Dataset items:
┄┄┄┄┄┄┄┄┄┄

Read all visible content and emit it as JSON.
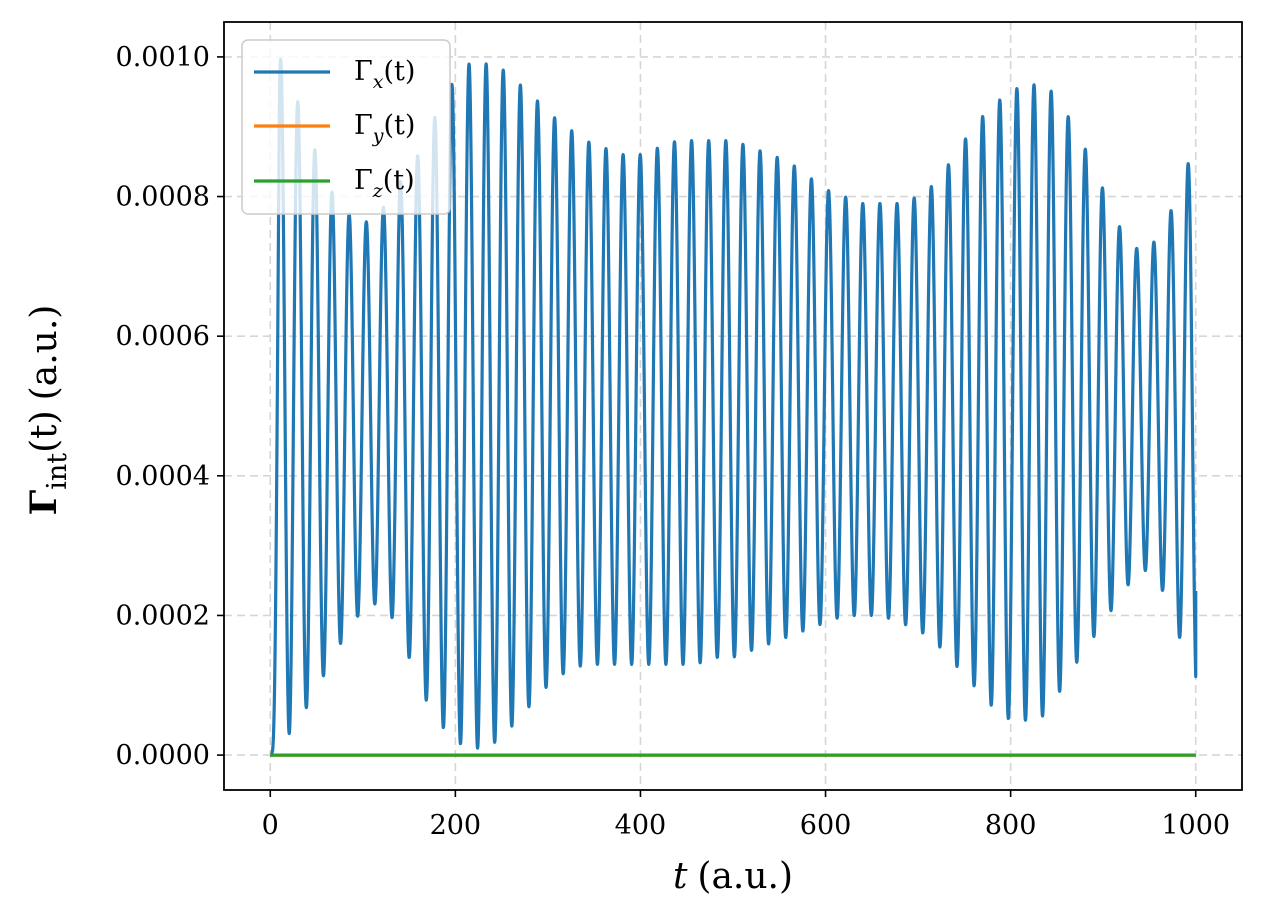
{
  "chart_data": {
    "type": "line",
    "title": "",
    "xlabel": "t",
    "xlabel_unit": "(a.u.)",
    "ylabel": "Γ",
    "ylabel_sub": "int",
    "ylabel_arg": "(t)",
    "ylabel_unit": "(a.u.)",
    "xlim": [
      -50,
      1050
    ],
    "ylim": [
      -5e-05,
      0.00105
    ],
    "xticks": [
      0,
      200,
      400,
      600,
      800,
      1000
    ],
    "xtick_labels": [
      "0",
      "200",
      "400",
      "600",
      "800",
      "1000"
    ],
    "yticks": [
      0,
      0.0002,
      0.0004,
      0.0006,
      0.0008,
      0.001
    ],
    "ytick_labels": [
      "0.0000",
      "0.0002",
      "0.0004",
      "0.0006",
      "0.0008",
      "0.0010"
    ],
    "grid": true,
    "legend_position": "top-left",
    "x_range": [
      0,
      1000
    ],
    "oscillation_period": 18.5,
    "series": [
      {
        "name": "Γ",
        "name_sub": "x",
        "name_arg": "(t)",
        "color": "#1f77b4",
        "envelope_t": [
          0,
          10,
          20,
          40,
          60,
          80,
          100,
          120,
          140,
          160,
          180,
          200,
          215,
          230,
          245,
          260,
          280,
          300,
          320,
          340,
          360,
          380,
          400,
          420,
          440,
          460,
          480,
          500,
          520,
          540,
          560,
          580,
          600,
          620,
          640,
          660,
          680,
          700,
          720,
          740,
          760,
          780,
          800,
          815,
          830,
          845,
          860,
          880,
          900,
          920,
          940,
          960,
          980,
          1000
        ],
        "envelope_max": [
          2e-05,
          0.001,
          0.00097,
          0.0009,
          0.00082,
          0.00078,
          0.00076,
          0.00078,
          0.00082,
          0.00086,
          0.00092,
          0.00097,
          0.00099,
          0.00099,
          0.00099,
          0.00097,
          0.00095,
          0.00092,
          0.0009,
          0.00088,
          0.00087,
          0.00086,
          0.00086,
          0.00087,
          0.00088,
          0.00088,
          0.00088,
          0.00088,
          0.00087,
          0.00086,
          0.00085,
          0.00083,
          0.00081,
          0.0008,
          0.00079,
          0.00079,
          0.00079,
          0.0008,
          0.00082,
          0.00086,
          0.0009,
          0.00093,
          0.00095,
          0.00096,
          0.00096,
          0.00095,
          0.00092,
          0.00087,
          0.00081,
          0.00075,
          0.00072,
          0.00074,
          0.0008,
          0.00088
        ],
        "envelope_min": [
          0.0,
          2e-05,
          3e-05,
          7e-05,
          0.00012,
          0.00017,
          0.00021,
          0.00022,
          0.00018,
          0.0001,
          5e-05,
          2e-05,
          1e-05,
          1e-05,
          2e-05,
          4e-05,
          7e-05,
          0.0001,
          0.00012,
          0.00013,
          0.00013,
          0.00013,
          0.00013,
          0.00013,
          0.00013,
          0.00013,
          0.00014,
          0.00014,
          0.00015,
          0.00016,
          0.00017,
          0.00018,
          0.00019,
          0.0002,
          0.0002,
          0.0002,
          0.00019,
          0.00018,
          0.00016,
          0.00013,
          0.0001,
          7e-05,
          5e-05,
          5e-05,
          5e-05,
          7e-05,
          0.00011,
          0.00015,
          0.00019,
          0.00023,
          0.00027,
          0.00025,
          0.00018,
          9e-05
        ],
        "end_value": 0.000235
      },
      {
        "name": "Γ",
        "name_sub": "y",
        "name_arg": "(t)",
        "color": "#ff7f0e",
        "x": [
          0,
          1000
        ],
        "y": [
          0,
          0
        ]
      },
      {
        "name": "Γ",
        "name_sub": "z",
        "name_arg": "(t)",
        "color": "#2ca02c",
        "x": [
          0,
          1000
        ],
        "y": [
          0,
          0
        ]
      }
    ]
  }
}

┄┄┄┄┄┄┄┄┄┄

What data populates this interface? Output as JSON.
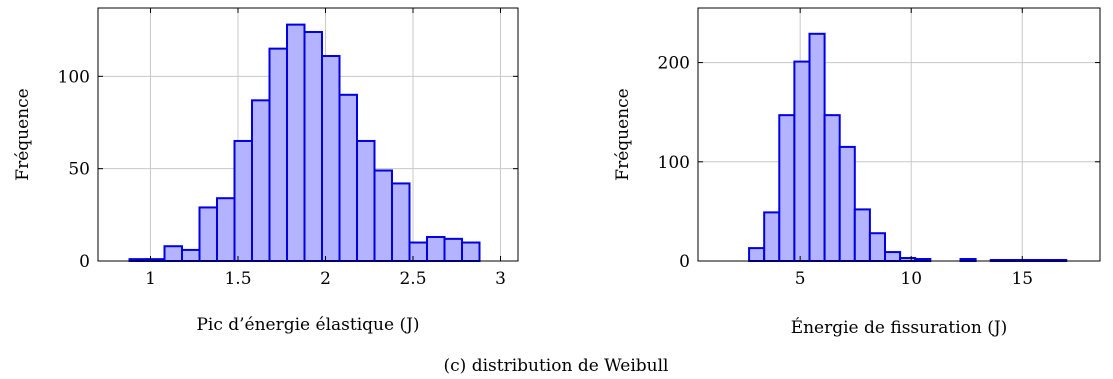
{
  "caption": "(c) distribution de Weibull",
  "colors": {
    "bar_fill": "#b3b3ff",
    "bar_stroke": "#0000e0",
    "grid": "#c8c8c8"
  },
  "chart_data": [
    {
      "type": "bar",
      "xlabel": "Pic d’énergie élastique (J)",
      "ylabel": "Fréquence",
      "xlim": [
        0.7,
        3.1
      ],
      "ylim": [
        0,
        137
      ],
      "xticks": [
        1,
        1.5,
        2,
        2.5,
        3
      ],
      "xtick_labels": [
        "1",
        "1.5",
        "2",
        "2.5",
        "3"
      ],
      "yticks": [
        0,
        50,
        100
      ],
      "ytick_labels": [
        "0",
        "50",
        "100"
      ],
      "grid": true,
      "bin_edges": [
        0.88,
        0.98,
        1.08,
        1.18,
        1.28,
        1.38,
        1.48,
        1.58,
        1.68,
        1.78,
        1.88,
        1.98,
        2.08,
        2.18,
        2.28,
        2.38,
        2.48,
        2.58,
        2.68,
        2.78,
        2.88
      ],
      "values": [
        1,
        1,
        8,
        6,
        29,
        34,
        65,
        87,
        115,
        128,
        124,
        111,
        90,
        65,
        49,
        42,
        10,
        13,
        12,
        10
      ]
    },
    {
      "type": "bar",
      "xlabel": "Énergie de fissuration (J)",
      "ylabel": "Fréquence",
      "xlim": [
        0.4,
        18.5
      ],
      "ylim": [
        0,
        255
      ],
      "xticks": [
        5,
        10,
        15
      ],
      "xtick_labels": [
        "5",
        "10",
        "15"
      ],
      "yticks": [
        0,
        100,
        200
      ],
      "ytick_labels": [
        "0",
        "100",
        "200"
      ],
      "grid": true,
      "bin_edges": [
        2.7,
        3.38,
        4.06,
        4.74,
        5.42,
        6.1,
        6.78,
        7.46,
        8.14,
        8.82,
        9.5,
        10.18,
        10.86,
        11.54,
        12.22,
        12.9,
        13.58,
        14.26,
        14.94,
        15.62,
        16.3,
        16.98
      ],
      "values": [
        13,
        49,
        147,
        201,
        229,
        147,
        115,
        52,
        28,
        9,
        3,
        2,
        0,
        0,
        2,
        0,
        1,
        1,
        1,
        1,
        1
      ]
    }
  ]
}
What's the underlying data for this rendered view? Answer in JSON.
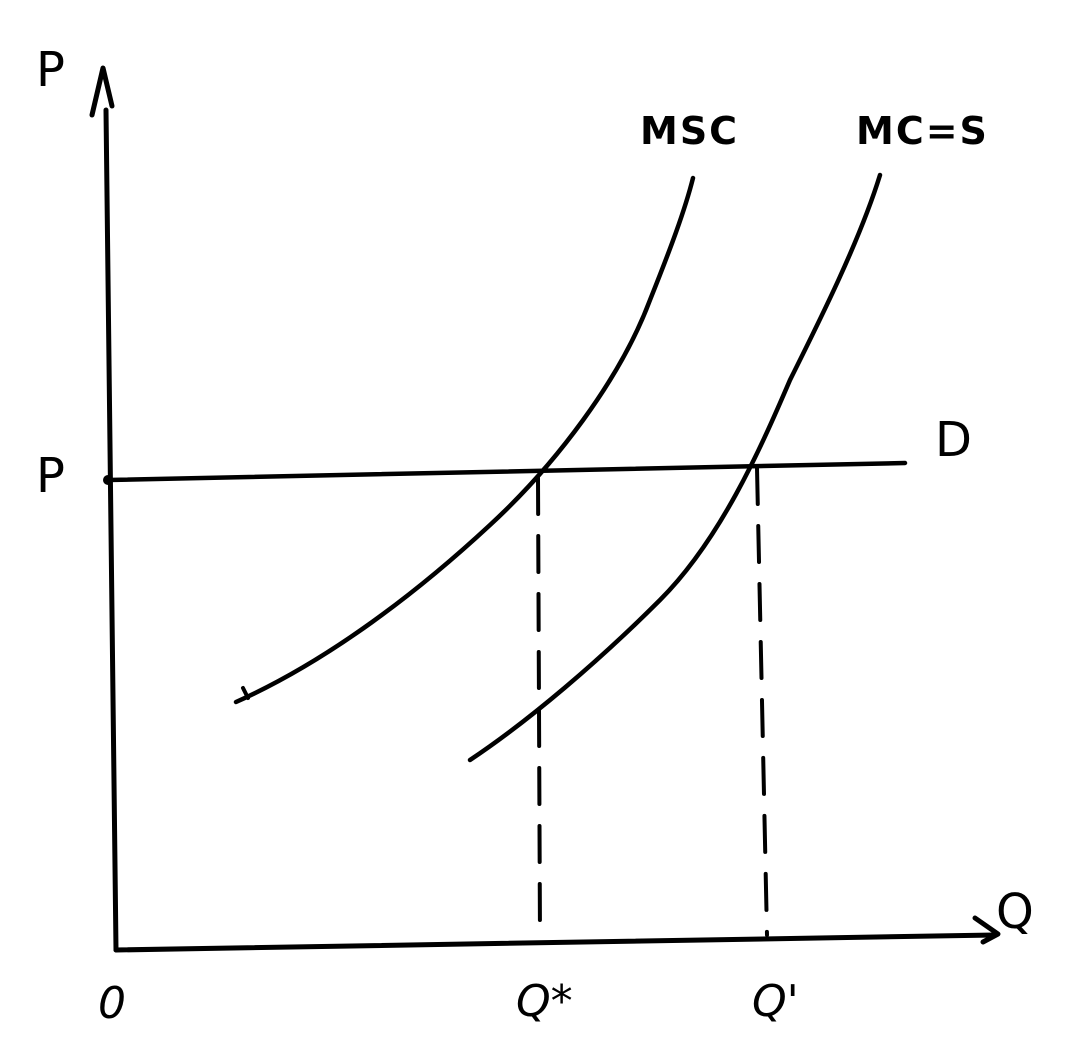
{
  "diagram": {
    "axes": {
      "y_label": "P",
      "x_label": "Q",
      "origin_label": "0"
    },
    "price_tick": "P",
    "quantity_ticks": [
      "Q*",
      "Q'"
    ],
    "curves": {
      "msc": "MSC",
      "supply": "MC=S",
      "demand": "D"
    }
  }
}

┄┄┄┄┄┄┄┄┄┄

Search the records for the word "JSON". Copy every line that has it.

- [RESULT BELOW]:
Read all visible content and emit it as JSON.
What data populates this interface? Output as JSON.
What's the underlying data for this rendered view? Answer in JSON.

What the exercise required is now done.